◆ Supplied records

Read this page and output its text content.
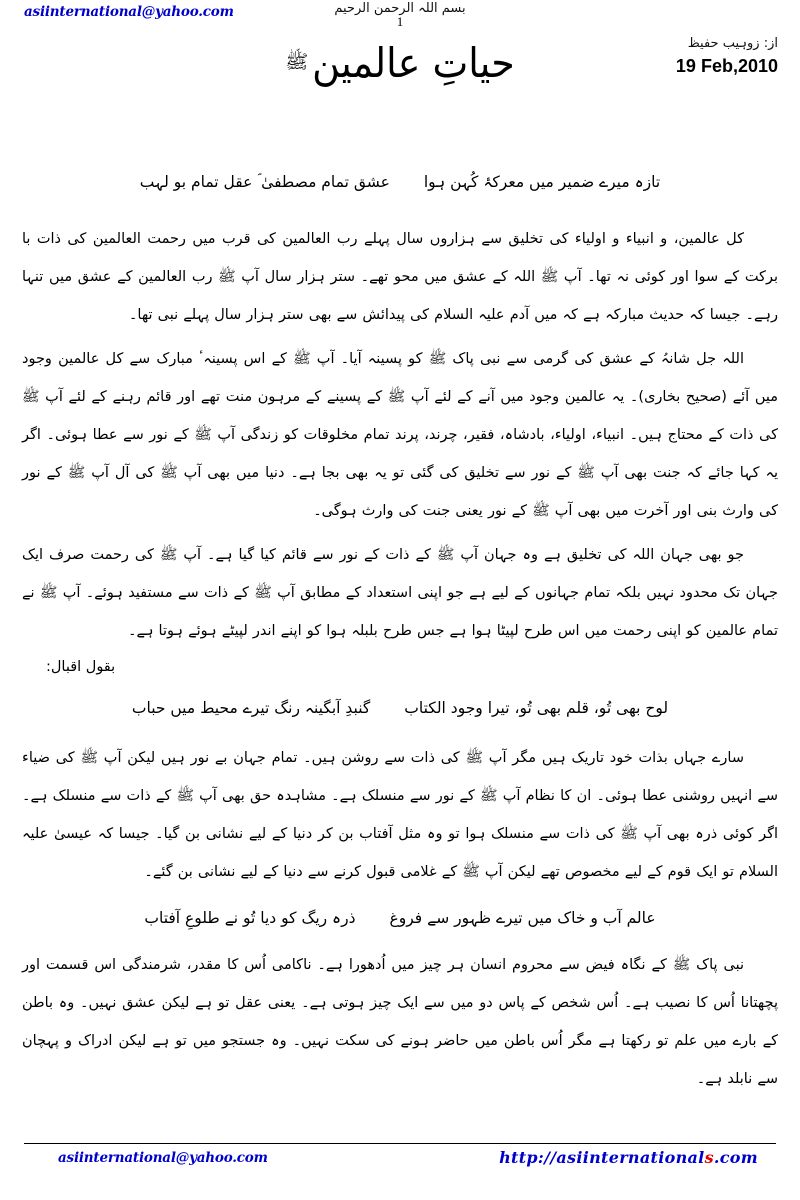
asiinternational@yahoo.com	بسم اللہ الرحمن الرحیم
1
از: زوہیب حفیظ
19 Feb,2010
حیاتِ عالمینﷺ
تازہ میرے ضمیر میں معرکۂ کُہن ہواعشق تمام مصطفیٰ ؐ عقل تمام بو لہب

کل عالمین، و انبیاء و اولیاء کی تخلیق سے ہزاروں سال پہلے رب العالمین کی قرب میں رحمت العالمین کی ذات با برکت کے سوا اور کوئی نہ تھا۔ آپ ﷺ اللہ کے عشق میں محو تھے۔ ستر ہزار سال آپ ﷺ رب العالمین کے عشق میں تنہا رہے۔ جیسا کہ حدیث مبارکہ ہے کہ میں آدم علیہ السلام کی پیدائش سے بھی ستر ہزار سال پہلے نبی تھا۔

اللہ جل شانہُ کے عشق کی گرمی سے نبی پاک ﷺ کو پسینہ آیا۔ آپ ﷺ کے اس پسینہٴ مبارک سے کل عالمین وجود میں آئے (صحیح بخاری)۔ یہ عالمین وجود میں آنے کے لئے آپ ﷺ کے پسینے کے مرہون منت تھے اور قائم رہنے کے لئے آپ ﷺ کی ذات کے محتاج ہیں۔ انبیاء، اولیاء، بادشاہ، فقیر، چرند، پرند تمام مخلوقات کو زندگی آپ ﷺ کے نور سے عطا ہوئی۔ اگر یہ کہا جائے کہ جنت بھی آپ ﷺ کے نور سے تخلیق کی گئی تو یہ بھی بجا ہے۔ دنیا میں بھی آپ ﷺ کی آل آپ ﷺ کے نور کی وارث بنی اور آخرت میں بھی آپ ﷺ کے نور یعنی جنت کی وارث ہوگی۔

جو بھی جہان اللہ کی تخلیق ہے وہ جہان آپ ﷺ کے ذات کے نور سے قائم کیا گیا ہے۔ آپ ﷺ کی رحمت صرف ایک جہان تک محدود نہیں بلکہ تمام جہانوں کے لیے ہے جو اپنی استعداد کے مطابق آپ ﷺ کے ذات سے مستفید ہوئے۔ آپ ﷺ نے تمام عالمین کو اپنی رحمت میں اس طرح لپیٹا ہوا ہے جس طرح بلبلہ ہوا کو اپنے اندر لپیٹے ہوئے ہوتا ہے۔

بقول اقبال:
لوح بھی تُو، قلم بھی تُو، تیرا وجود الکتابگنبدِ آبگینہ رنگ تیرے محیط میں حباب

سارے جہاں بذات خود تاریک ہیں مگر آپ ﷺ کی ذات سے روشن ہیں۔ تمام جہان بے نور ہیں لیکن آپ ﷺ کی ضیاء سے انہیں روشنی عطا ہوئی۔ ان کا نظام آپ ﷺ کے نور سے منسلک ہے۔ مشاہدہ حق بھی آپ ﷺ کے ذات سے منسلک ہے۔ اگر کوئی ذرہ بھی آپ ﷺ کی ذات سے منسلک ہوا تو وہ مثل آفتاب بن کر دنیا کے لیے نشانی بن گیا۔ جیسا کہ عیسیٰ علیہ السلام تو ایک قوم کے لیے مخصوص تھے لیکن آپ ﷺ کے غلامی قبول کرنے سے دنیا کے لیے نشانی بن گئے۔

عالم آب و خاک میں تیرے ظہور سے فروغذرہ ریگ کو دیا تُو نے طلوعِ آفتاب

نبی پاک ﷺ کے نگاہ فیض سے محروم انسان ہر چیز میں اُدھورا ہے۔ ناکامی اُس کا مقدر، شرمندگی اس قسمت اور پچھتانا اُس کا نصیب ہے۔ اُس شخص کے پاس دو میں سے ایک چیز ہوتی ہے۔ یعنی عقل تو ہے لیکن عشق نہیں۔ وہ باطن کے بارے میں علم تو رکھتا ہے مگر اُس باطن میں حاضر ہونے کی سکت نہیں۔ وہ جستجو میں تو ہے لیکن ادراک و پہچان سے نابلد ہے۔

asiinternational@yahoo.com	http://asiinternationals.com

◆ What is asked
Retype the records exactly. Any image in them should not appear in what you write.

◆ The result
Read this page and output its text content.
asiinternational@yahoo.com	بسم اللہ الرحمن الرحیم
1
از: زوہیب حفیظ
19 Feb,2010
حیاتِ عالمینﷺ
تازہ میرے ضمیر میں معرکۂ کُہن ہواعشق تمام مصطفیٰ ؐ عقل تمام بو لہب

کل عالمین، و انبیاء و اولیاء کی تخلیق سے ہزاروں سال پہلے رب العالمین کی قرب میں رحمت العالمین کی ذات با برکت کے سوا اور کوئی نہ تھا۔ آپ ﷺ اللہ کے عشق میں محو تھے۔ ستر ہزار سال آپ ﷺ رب العالمین کے عشق میں تنہا رہے۔ جیسا کہ حدیث مبارکہ ہے کہ میں آدم علیہ السلام کی پیدائش سے بھی ستر ہزار سال پہلے نبی تھا۔

اللہ جل شانہُ کے عشق کی گرمی سے نبی پاک ﷺ کو پسینہ آیا۔ آپ ﷺ کے اس پسینہٴ مبارک سے کل عالمین وجود میں آئے (صحیح بخاری)۔ یہ عالمین وجود میں آنے کے لئے آپ ﷺ کے پسینے کے مرہون منت تھے اور قائم رہنے کے لئے آپ ﷺ کی ذات کے محتاج ہیں۔ انبیاء، اولیاء، بادشاہ، فقیر، چرند، پرند تمام مخلوقات کو زندگی آپ ﷺ کے نور سے عطا ہوئی۔ اگر یہ کہا جائے کہ جنت بھی آپ ﷺ کے نور سے تخلیق کی گئی تو یہ بھی بجا ہے۔ دنیا میں بھی آپ ﷺ کی آل آپ ﷺ کے نور کی وارث بنی اور آخرت میں بھی آپ ﷺ کے نور یعنی جنت کی وارث ہوگی۔

جو بھی جہان اللہ کی تخلیق ہے وہ جہان آپ ﷺ کے ذات کے نور سے قائم کیا گیا ہے۔ آپ ﷺ کی رحمت صرف ایک جہان تک محدود نہیں بلکہ تمام جہانوں کے لیے ہے جو اپنی استعداد کے مطابق آپ ﷺ کے ذات سے مستفید ہوئے۔ آپ ﷺ نے تمام عالمین کو اپنی رحمت میں اس طرح لپیٹا ہوا ہے جس طرح بلبلہ ہوا کو اپنے اندر لپیٹے ہوئے ہوتا ہے۔

بقول اقبال:
لوح بھی تُو، قلم بھی تُو، تیرا وجود الکتابگنبدِ آبگینہ رنگ تیرے محیط میں حباب

سارے جہاں بذات خود تاریک ہیں مگر آپ ﷺ کی ذات سے روشن ہیں۔ تمام جہان بے نور ہیں لیکن آپ ﷺ کی ضیاء سے انہیں روشنی عطا ہوئی۔ ان کا نظام آپ ﷺ کے نور سے منسلک ہے۔ مشاہدہ حق بھی آپ ﷺ کے ذات سے منسلک ہے۔ اگر کوئی ذرہ بھی آپ ﷺ کی ذات سے منسلک ہوا تو وہ مثل آفتاب بن کر دنیا کے لیے نشانی بن گیا۔ جیسا کہ عیسیٰ علیہ السلام تو ایک قوم کے لیے مخصوص تھے لیکن آپ ﷺ کے غلامی قبول کرنے سے دنیا کے لیے نشانی بن گئے۔

عالم آب و خاک میں تیرے ظہور سے فروغذرہ ریگ کو دیا تُو نے طلوعِ آفتاب

نبی پاک ﷺ کے نگاہ فیض سے محروم انسان ہر چیز میں اُدھورا ہے۔ ناکامی اُس کا مقدر، شرمندگی اس قسمت اور پچھتانا اُس کا نصیب ہے۔ اُس شخص کے پاس دو میں سے ایک چیز ہوتی ہے۔ یعنی عقل تو ہے لیکن عشق نہیں۔ وہ باطن کے بارے میں علم تو رکھتا ہے مگر اُس باطن میں حاضر ہونے کی سکت نہیں۔ وہ جستجو میں تو ہے لیکن ادراک و پہچان سے نابلد ہے۔

asiinternational@yahoo.com	http://asiinternationals.com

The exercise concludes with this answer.